▶ WRITTEN TASK:
Read through the records below and copy each line that uses the word "золы".

▶ STORED ROWS:
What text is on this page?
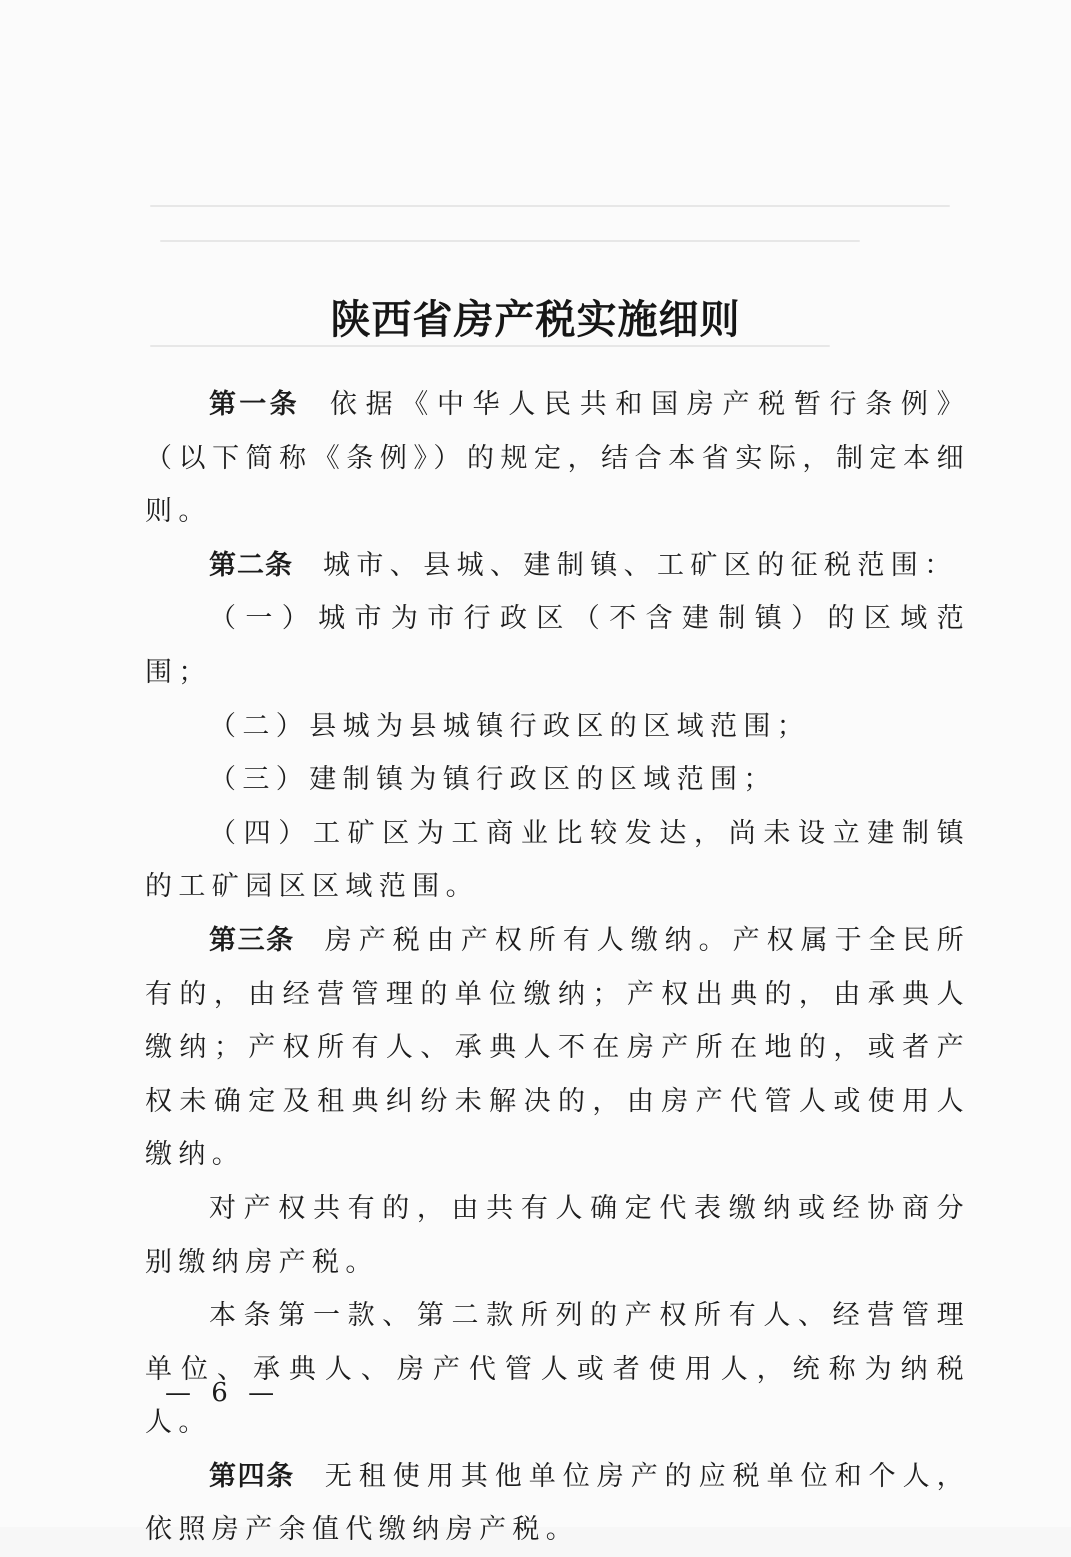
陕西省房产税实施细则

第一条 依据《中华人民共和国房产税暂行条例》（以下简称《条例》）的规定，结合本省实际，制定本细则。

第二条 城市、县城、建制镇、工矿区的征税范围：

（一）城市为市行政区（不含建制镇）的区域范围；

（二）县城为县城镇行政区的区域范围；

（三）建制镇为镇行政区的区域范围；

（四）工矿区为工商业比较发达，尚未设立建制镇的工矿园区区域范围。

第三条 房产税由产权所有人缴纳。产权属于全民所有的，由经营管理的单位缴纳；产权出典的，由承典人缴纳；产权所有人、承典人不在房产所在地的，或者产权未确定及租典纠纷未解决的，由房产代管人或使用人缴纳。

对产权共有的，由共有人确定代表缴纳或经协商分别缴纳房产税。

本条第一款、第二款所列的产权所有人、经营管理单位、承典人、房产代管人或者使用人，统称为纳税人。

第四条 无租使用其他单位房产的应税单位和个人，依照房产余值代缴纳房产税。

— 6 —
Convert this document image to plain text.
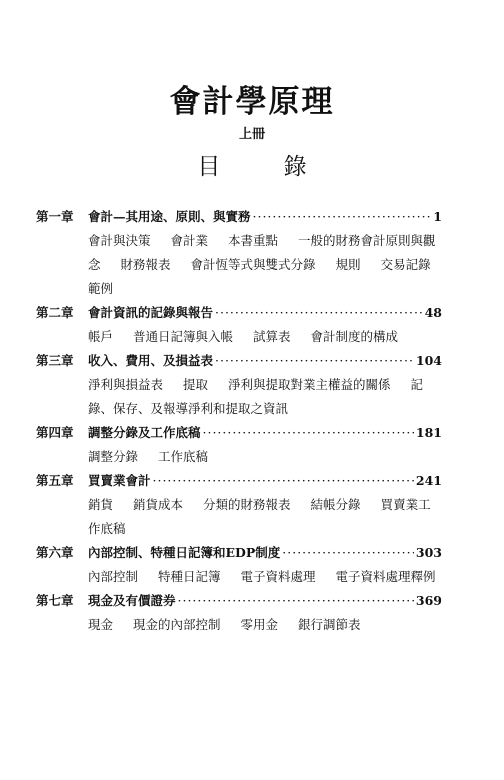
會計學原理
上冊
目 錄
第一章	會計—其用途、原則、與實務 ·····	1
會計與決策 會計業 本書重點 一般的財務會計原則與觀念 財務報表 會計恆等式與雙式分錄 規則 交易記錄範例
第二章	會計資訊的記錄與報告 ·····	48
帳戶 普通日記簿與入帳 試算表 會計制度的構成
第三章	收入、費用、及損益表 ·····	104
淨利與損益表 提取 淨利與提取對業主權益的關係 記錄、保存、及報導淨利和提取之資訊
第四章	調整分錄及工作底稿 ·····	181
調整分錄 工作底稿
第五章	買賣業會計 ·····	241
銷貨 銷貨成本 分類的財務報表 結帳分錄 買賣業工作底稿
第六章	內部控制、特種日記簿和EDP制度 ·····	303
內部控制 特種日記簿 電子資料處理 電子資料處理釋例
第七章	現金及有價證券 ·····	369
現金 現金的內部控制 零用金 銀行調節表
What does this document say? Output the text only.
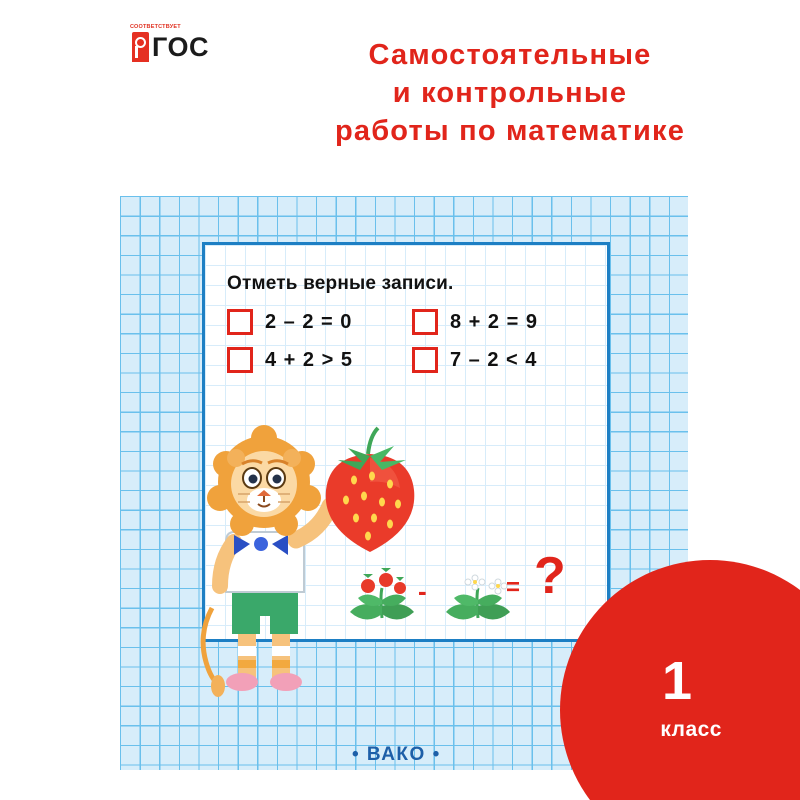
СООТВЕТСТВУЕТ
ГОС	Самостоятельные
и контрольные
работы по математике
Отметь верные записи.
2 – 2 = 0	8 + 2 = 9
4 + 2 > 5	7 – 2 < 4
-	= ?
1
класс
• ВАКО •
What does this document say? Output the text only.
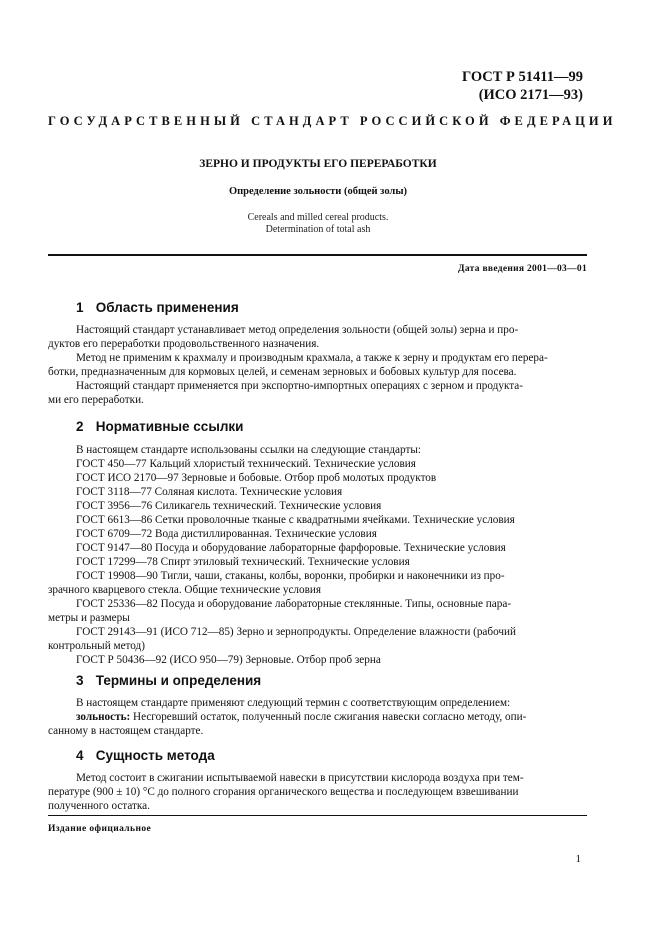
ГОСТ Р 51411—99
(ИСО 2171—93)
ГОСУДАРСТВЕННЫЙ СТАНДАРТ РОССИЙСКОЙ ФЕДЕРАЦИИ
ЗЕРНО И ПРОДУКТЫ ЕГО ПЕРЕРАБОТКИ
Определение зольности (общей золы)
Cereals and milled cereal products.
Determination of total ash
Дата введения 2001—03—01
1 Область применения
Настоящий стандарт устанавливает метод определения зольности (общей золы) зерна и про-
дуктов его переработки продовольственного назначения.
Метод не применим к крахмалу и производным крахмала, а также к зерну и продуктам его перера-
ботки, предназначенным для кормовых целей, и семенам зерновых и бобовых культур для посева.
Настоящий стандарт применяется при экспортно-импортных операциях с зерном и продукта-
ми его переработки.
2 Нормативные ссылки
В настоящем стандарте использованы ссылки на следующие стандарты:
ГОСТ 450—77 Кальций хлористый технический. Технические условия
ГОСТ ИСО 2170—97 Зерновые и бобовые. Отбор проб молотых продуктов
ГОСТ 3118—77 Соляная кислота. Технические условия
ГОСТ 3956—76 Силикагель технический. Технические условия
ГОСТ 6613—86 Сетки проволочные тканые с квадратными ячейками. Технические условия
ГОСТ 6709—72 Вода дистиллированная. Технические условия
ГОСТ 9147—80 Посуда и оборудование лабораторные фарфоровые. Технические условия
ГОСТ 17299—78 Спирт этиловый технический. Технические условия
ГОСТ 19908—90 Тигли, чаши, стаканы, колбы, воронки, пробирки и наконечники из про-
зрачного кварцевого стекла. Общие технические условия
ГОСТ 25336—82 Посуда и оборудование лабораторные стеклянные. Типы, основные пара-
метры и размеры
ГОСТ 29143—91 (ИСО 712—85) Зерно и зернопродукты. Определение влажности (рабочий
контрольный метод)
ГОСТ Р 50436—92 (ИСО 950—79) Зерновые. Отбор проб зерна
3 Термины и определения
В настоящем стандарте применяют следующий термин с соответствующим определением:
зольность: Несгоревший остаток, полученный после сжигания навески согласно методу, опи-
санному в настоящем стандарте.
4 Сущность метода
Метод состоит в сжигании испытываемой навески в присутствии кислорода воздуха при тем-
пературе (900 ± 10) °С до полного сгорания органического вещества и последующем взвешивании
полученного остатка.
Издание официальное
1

▶ ANSWER FOR THE TASK:
Определение зольности (общей золы)
Настоящий стандарт устанавливает метод определения зольности (общей золы) зерна и про-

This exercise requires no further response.